Each line of the records needs to come back exactly as written.

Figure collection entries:
┌────────
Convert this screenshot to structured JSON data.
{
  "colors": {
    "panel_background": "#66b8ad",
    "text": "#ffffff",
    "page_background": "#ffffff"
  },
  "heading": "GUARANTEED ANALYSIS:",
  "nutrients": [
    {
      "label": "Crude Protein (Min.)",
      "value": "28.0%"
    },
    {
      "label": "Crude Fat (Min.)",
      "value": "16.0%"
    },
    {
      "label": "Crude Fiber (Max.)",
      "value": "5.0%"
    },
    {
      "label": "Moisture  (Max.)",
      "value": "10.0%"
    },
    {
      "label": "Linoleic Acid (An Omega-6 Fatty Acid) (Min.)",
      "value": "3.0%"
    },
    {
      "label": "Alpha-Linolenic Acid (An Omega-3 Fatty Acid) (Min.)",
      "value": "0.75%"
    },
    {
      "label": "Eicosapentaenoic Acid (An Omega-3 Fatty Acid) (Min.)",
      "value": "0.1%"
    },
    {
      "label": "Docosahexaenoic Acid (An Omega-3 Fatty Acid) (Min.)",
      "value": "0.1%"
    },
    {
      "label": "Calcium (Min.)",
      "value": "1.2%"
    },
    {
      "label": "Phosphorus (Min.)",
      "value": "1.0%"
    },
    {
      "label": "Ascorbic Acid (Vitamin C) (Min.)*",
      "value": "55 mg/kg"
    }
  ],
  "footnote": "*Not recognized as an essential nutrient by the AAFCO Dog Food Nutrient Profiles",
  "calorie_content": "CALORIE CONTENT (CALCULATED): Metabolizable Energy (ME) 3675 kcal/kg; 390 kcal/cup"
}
└────────
■ **Solved exercise**
Convert this screenshot to structured JSON data.
{
  "colors": {
    "panel_background": "#66b8ad",
    "text": "#ffffff",
    "page_background": "#ffffff"
  },
  "heading": "GUARANTEED ANALYSIS:",
  "nutrients": [
    {
      "label": "Crude Protein (Min.)",
      "value": "28.0%"
    },
    {
      "label": "Crude Fat (Min.)",
      "value": "16.0%"
    },
    {
      "label": "Crude Fiber (Max.)",
      "value": "5.0%"
    },
    {
      "label": "Moisture  (Max.)",
      "value": "10.0%"
    },
    {
      "label": "Linoleic Acid (An Omega-6 Fatty Acid) (Min.)",
      "value": "3.0%"
    },
    {
      "label": "Alpha-Linolenic Acid (An Omega-3 Fatty Acid) (Min.)",
      "value": "0.75%"
    },
    {
      "label": "Eicosapentaenoic Acid (An Omega-3 Fatty Acid) (Min.)",
      "value": "0.1%"
    },
    {
      "label": "Docosahexaenoic Acid (An Omega-3 Fatty Acid) (Min.)",
      "value": "0.1%"
    },
    {
      "label": "Calcium (Min.)",
      "value": "1.2%"
    },
    {
      "label": "Phosphorus (Min.)",
      "value": "1.0%"
    },
    {
      "label": "Ascorbic Acid (Vitamin C) (Min.)*",
      "value": "55 mg/kg"
    }
  ],
  "footnote": "*Not recognized as an essential nutrient by the AAFCO Dog Food Nutrient Profiles",
  "calorie_content": "CALORIE CONTENT (CALCULATED): Metabolizable Energy (ME) 3675 kcal/kg; 390 kcal/cup"
}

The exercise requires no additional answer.